> [Requirements]: Each record below should be output verbatim, without pictures.
##### Data provided
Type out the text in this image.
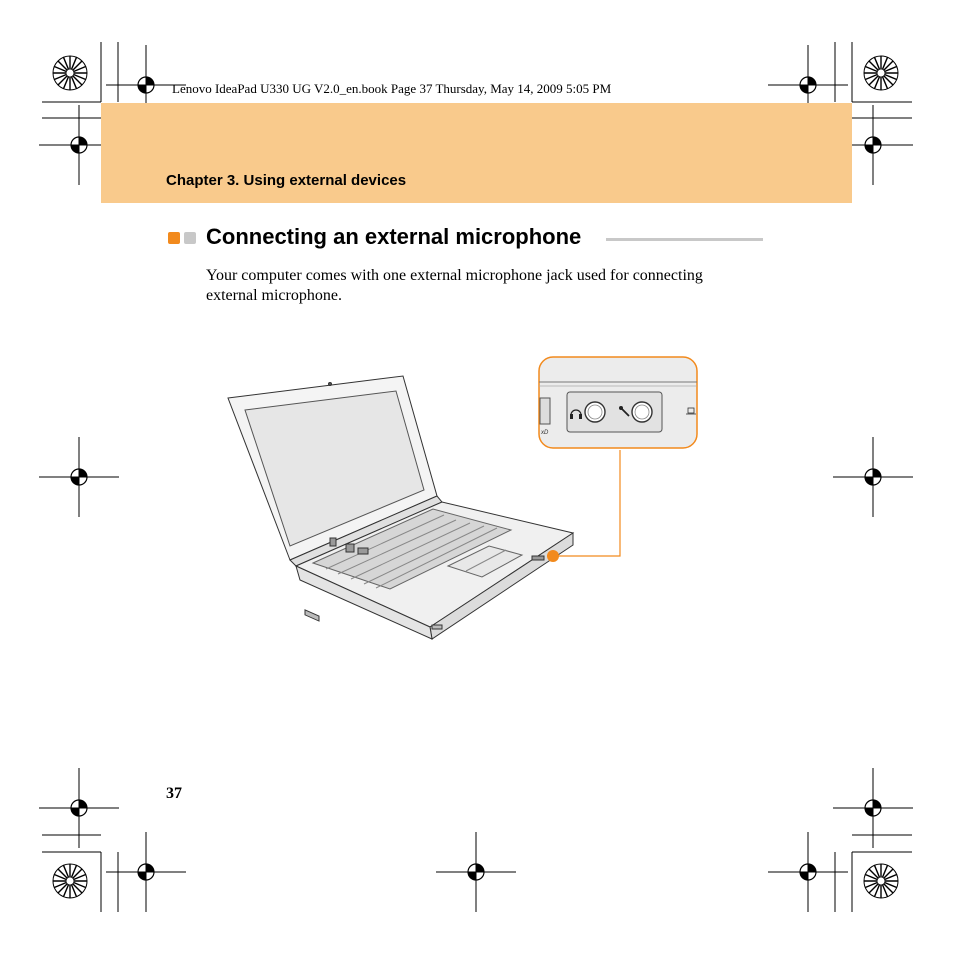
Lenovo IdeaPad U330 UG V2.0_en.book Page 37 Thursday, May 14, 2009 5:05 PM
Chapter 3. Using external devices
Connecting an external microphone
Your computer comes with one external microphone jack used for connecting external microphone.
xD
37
##########
> [Answer to this task]:
Type out the text in this image.
Lenovo IdeaPad U330 UG V2.0_en.book Page 37 Thursday, May 14, 2009 5:05 PM
Chapter 3. Using external devices
Connecting an external microphone
Your computer comes with one external microphone jack used for connecting external microphone.
xD
37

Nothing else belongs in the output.